WRITTEN REQUEST ▸ In the following material, identify every line holding the string "date" and return it.

MATERIAL TO PROCESS ▸
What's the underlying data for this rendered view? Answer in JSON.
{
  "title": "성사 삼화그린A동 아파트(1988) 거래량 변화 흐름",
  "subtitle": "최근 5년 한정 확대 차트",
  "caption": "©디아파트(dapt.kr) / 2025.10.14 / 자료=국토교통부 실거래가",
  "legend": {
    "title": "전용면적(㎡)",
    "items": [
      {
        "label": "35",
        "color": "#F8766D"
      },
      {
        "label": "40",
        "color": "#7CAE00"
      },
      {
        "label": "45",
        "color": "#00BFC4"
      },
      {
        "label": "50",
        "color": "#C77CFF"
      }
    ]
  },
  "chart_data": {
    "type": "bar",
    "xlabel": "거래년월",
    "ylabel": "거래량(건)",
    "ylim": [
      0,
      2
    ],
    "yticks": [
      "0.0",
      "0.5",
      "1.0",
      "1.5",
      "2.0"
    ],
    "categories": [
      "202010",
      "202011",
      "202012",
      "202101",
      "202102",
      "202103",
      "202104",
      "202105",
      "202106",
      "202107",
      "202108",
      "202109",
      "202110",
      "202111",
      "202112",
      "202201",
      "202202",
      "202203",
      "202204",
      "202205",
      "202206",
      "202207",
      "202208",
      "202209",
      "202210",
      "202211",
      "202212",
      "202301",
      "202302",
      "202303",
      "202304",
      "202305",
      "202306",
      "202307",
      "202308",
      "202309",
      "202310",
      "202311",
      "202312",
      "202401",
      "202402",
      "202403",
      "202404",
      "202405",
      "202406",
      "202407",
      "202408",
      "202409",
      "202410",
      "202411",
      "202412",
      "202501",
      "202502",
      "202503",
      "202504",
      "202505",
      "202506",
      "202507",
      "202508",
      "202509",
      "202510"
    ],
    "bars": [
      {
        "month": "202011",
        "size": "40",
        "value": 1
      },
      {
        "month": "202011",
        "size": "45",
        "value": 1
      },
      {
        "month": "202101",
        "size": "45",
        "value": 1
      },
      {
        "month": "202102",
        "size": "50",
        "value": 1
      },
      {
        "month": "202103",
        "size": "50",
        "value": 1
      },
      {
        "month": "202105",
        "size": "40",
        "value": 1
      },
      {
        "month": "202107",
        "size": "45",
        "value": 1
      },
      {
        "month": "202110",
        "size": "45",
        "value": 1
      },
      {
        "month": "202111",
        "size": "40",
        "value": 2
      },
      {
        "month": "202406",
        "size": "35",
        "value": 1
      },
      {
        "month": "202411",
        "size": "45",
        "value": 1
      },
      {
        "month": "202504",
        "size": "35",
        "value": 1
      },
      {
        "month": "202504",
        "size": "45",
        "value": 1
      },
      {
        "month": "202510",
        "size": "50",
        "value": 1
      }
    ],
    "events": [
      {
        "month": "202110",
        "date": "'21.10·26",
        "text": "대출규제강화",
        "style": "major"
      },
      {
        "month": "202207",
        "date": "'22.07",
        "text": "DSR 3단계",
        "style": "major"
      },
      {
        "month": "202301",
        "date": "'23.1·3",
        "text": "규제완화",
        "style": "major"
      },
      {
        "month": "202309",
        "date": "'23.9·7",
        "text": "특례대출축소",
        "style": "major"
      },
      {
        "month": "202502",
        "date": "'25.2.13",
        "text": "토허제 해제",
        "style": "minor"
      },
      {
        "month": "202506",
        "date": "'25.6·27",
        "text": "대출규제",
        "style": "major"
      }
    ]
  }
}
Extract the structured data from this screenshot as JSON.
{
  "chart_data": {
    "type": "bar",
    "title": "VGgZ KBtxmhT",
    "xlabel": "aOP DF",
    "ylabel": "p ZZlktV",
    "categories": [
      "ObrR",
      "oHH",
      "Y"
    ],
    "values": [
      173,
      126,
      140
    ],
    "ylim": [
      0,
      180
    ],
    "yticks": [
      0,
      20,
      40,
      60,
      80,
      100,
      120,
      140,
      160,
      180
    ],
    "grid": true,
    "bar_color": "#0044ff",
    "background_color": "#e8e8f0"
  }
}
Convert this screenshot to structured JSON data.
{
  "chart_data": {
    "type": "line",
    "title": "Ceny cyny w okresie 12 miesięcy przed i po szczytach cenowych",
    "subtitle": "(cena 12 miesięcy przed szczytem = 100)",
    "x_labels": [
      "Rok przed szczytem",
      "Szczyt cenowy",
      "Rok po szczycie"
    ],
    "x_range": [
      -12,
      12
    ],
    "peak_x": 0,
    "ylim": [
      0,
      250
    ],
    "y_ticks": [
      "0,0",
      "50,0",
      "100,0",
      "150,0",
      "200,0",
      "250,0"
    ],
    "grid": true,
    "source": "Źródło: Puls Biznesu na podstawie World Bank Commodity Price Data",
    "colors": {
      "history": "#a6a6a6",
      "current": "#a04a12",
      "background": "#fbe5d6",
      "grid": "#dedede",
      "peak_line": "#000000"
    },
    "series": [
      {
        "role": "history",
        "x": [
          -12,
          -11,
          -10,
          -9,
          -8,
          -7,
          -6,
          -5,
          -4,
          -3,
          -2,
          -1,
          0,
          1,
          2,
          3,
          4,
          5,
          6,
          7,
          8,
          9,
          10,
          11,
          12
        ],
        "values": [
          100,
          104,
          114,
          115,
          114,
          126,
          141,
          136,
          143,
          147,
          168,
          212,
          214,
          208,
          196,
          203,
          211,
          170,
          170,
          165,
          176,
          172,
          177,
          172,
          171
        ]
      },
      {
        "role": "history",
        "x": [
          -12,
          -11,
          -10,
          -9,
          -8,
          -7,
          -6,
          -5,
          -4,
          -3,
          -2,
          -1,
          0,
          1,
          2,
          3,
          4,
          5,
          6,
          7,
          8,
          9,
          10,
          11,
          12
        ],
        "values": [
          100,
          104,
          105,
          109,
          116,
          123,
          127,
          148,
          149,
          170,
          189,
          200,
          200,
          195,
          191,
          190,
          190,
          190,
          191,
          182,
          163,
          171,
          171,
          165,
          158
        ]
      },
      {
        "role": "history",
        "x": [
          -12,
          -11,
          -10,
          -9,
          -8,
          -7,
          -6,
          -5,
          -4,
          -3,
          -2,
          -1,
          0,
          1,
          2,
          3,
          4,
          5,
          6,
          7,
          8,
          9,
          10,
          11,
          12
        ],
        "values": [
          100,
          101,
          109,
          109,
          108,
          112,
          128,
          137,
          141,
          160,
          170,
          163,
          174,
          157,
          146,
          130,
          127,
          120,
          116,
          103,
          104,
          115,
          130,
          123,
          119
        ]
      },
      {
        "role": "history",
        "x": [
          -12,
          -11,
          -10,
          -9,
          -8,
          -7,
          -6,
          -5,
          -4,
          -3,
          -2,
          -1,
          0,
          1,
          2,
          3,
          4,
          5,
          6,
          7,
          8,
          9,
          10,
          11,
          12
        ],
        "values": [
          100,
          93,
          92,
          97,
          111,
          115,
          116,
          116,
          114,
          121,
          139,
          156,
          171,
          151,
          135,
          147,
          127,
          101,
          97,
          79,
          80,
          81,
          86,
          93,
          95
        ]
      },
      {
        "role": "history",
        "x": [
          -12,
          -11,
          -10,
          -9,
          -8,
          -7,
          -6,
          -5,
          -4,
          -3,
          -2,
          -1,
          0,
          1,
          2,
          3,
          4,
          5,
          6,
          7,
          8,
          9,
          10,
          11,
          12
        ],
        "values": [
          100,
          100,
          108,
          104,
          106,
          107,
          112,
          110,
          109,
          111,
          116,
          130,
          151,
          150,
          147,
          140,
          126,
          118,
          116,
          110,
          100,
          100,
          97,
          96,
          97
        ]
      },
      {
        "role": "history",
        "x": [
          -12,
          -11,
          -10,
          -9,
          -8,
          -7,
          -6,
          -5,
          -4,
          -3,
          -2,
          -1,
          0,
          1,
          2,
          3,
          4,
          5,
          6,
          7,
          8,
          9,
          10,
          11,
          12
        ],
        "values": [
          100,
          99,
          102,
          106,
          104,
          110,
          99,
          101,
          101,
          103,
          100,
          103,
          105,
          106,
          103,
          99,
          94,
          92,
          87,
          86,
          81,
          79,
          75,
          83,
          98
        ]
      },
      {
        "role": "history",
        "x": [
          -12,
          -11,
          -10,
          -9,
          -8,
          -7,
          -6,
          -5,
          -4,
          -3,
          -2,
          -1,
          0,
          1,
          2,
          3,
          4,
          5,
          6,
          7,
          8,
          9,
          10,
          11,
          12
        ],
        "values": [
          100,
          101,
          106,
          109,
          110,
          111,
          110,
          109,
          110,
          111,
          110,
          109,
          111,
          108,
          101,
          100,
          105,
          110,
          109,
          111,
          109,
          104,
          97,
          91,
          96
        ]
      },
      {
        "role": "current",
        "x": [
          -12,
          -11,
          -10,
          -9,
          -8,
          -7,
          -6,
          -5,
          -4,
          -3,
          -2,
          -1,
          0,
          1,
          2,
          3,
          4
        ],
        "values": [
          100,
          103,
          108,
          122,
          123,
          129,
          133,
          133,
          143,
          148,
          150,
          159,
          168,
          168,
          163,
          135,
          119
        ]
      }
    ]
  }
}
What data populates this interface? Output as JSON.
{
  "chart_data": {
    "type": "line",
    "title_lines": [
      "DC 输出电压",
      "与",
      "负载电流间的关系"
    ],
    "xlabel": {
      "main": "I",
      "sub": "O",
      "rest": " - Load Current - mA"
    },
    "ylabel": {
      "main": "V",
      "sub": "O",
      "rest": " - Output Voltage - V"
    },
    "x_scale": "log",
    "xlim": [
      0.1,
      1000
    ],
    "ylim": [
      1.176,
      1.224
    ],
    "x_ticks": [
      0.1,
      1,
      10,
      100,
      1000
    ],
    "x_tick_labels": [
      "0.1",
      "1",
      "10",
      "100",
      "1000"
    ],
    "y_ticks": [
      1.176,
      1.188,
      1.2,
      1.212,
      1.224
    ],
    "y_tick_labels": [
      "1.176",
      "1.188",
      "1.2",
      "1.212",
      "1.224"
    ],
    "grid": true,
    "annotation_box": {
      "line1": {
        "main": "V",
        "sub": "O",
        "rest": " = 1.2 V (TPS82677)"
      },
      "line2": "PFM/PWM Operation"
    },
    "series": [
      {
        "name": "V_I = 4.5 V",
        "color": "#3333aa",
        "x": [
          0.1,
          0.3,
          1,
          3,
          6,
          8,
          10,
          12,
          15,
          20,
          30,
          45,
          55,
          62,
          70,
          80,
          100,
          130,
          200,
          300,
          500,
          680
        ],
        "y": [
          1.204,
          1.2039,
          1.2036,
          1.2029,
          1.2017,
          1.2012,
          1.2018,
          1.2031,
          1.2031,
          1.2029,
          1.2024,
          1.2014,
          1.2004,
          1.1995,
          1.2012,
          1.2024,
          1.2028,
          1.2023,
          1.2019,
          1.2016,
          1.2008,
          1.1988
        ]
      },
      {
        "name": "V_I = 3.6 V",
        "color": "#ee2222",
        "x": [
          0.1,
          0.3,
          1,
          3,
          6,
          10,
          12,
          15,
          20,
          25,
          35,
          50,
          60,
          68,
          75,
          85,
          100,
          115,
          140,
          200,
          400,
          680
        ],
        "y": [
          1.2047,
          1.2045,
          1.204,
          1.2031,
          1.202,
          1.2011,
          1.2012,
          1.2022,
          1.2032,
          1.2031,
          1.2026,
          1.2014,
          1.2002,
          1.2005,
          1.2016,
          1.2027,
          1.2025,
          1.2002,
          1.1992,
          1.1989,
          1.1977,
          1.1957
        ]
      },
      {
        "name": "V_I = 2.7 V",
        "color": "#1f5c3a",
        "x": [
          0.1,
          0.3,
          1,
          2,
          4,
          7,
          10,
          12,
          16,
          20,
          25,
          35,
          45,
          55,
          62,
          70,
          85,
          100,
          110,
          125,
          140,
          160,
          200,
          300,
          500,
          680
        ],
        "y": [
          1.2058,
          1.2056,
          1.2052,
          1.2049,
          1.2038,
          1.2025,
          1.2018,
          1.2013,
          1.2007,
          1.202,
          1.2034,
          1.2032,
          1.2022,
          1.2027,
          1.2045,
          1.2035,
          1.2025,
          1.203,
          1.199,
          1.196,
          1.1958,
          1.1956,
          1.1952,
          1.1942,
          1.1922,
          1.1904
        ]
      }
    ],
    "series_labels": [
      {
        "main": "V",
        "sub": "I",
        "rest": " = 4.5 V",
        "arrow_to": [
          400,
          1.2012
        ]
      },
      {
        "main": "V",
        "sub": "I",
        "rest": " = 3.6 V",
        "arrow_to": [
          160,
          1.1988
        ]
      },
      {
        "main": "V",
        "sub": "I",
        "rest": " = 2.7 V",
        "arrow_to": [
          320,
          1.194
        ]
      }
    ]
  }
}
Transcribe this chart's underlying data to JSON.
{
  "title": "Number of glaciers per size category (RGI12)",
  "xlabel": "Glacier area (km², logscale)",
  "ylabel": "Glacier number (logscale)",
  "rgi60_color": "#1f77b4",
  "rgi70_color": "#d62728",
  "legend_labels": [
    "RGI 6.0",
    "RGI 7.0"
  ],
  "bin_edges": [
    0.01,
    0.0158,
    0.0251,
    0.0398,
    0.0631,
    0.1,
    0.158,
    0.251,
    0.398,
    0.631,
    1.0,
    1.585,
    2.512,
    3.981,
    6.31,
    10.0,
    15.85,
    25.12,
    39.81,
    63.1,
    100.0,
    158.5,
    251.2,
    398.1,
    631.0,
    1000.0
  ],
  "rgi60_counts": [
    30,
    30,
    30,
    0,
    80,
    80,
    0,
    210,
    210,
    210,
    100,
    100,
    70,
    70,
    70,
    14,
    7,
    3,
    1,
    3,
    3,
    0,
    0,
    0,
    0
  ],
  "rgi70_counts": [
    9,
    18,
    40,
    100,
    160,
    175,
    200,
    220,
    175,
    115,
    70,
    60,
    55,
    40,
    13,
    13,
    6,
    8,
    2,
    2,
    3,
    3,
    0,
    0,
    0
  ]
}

ANSWER TO THIS TASK ▸
        "date": "'21.10·26",
        "date": "'22.07",
        "date": "'23.1·3",
        "date": "'23.9·7",
        "date": "'25.2.13",
        "date": "'25.6·27",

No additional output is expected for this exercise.